# Task requirements
Put each line of the records below into a JSON list of strings, one string per line, with blank lines skipped and the pictures left out.
◇ ◇ ◇ ◇ ◇
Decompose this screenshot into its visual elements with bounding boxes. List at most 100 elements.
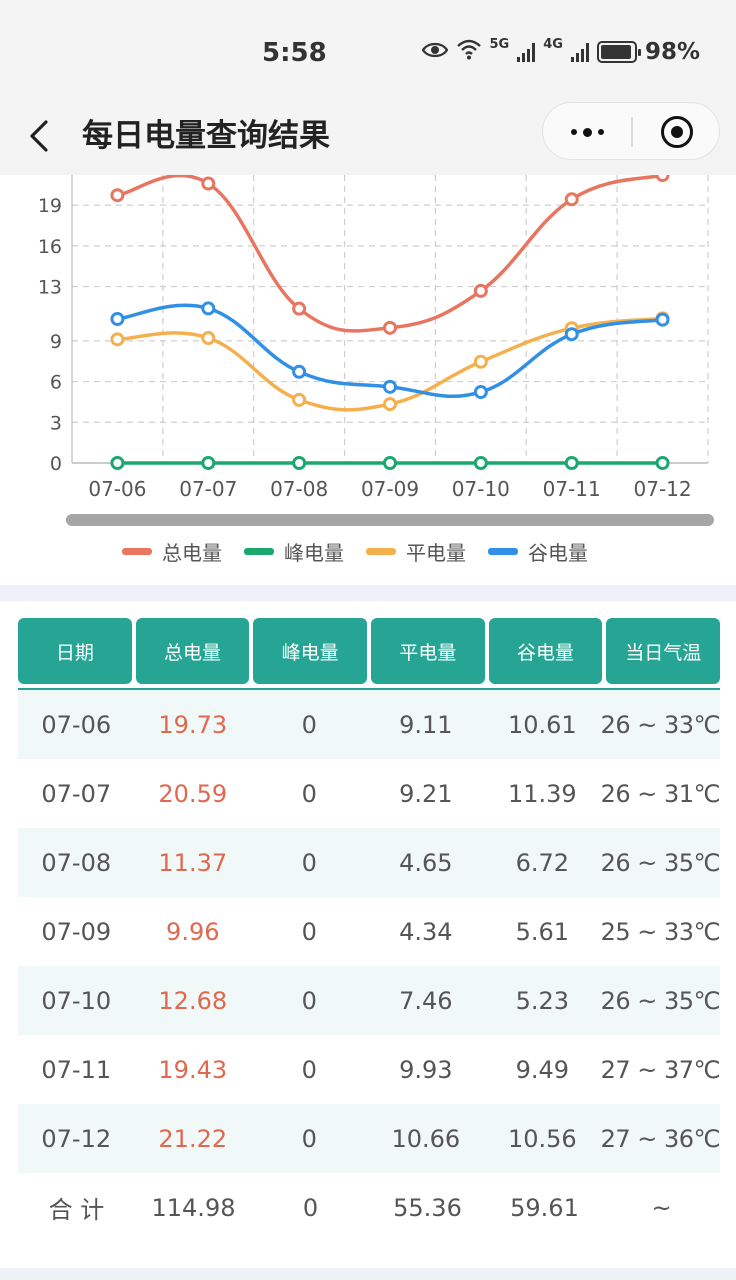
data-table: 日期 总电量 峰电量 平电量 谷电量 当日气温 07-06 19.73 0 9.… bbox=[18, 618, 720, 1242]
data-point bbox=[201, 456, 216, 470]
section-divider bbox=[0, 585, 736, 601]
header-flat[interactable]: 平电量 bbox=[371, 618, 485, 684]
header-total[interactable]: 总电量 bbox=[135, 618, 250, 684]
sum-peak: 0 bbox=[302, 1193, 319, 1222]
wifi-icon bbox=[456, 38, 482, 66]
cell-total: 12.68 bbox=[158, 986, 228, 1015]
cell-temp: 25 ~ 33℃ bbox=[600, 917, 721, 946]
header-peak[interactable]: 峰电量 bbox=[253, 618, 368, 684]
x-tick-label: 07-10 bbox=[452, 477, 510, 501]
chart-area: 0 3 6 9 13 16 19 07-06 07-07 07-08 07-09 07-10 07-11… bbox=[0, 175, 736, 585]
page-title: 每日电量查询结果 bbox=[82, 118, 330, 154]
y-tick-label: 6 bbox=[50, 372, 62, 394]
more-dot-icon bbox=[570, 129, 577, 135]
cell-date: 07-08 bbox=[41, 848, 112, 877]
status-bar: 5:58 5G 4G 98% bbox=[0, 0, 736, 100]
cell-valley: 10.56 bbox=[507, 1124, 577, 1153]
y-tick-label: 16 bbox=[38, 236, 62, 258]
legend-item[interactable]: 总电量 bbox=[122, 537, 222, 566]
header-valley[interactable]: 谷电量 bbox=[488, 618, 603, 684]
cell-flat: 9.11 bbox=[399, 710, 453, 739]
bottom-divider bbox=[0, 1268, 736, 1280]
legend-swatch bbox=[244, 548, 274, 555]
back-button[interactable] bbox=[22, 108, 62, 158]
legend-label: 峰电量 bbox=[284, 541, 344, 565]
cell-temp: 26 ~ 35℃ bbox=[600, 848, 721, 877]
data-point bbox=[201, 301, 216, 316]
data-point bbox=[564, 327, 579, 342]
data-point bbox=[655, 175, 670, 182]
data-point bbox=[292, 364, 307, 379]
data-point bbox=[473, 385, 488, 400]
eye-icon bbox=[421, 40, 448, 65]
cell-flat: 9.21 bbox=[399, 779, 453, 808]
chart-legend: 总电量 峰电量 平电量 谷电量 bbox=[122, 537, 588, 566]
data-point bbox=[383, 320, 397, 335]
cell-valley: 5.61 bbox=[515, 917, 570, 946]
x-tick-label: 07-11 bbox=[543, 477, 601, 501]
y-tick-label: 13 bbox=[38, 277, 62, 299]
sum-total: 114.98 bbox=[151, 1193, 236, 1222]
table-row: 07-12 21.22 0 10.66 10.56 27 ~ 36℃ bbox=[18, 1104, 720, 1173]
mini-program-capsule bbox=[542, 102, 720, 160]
◇ ◇ ◇ ◇ ◇
# Final result
[
  "Decompose this screenshot into its visual elements with bounding boxes. List at most 100 elements.",
  "data-table: 日期 总电量 峰电量 平电量 谷电量 当日气温 07-06 19.73 0 9.… bbox=[18, 618, 720, 1242]",
  "data-point bbox=[201, 456, 216, 470]",
  "section-divider bbox=[0, 585, 736, 601]",
  "header-flat[interactable]: 平电量 bbox=[371, 618, 485, 684]",
  "header-total[interactable]: 总电量 bbox=[135, 618, 250, 684]",
  "sum-peak: 0 bbox=[302, 1193, 319, 1222]",
  "wifi-icon bbox=[456, 38, 482, 66]",
  "cell-total: 12.68 bbox=[158, 986, 228, 1015]",
  "cell-temp: 25 ~ 33℃ bbox=[600, 917, 721, 946]",
  "header-peak[interactable]: 峰电量 bbox=[253, 618, 368, 684]",
  "x-tick-label: 07-10 bbox=[452, 477, 510, 501]",
  "chart-area: 0 3 6 9 13 16 19 07-06 07-07 07-08 07-09 07-10 07-11… bbox=[0, 175, 736, 585]",
  "page-title: 每日电量查询结果 bbox=[82, 118, 330, 154]",
  "y-tick-label: 6 bbox=[50, 372, 62, 394]",
  "more-dot-icon bbox=[570, 129, 577, 135]",
  "cell-date: 07-08 bbox=[41, 848, 112, 877]",
  "status-bar: 5:58 5G 4G 98% bbox=[0, 0, 736, 100]",
  "cell-valley: 10.56 bbox=[507, 1124, 577, 1153]",
  "y-tick-label: 16 bbox=[38, 236, 62, 258]",
  "legend-item[interactable]: 总电量 bbox=[122, 537, 222, 566]",
  "header-valley[interactable]: 谷电量 bbox=[488, 618, 603, 684]",
  "cell-flat: 9.11 bbox=[399, 710, 453, 739]",
  "bottom-divider bbox=[0, 1268, 736, 1280]",
  "legend-swatch bbox=[244, 548, 274, 555]",
  "back-button[interactable] bbox=[22, 108, 62, 158]",
  "legend-label: 峰电量 bbox=[284, 541, 344, 565]",
  "cell-temp: 26 ~ 35℃ bbox=[600, 848, 721, 877]",
  "data-point bbox=[201, 301, 216, 316]",
  "data-point bbox=[564, 327, 579, 342]",
  "data-point bbox=[655, 175, 670, 182]",
  "data-point bbox=[292, 364, 307, 379]",
  "data-point bbox=[473, 385, 488, 400]",
  "eye-icon bbox=[421, 40, 448, 65]",
  "cell-flat: 9.21 bbox=[399, 779, 453, 808]",
  "chart-legend: 总电量 峰电量 平电量 谷电量 bbox=[122, 537, 588, 566]",
  "data-point bbox=[383, 320, 397, 335]",
  "cell-valley: 5.61 bbox=[515, 917, 570, 946]",
  "x-tick-label: 07-11 bbox=[543, 477, 601, 501]",
  "y-tick-label: 13 bbox=[38, 277, 62, 299]",
  "sum-total: 114.98 bbox=[151, 1193, 236, 1222]",
  "table-row: 07-12 21.22 0 10.66 10.56 27 ~ 36℃ bbox=[18, 1104, 720, 1173]",
  "mini-program-capsule bbox=[542, 102, 720, 160]"
]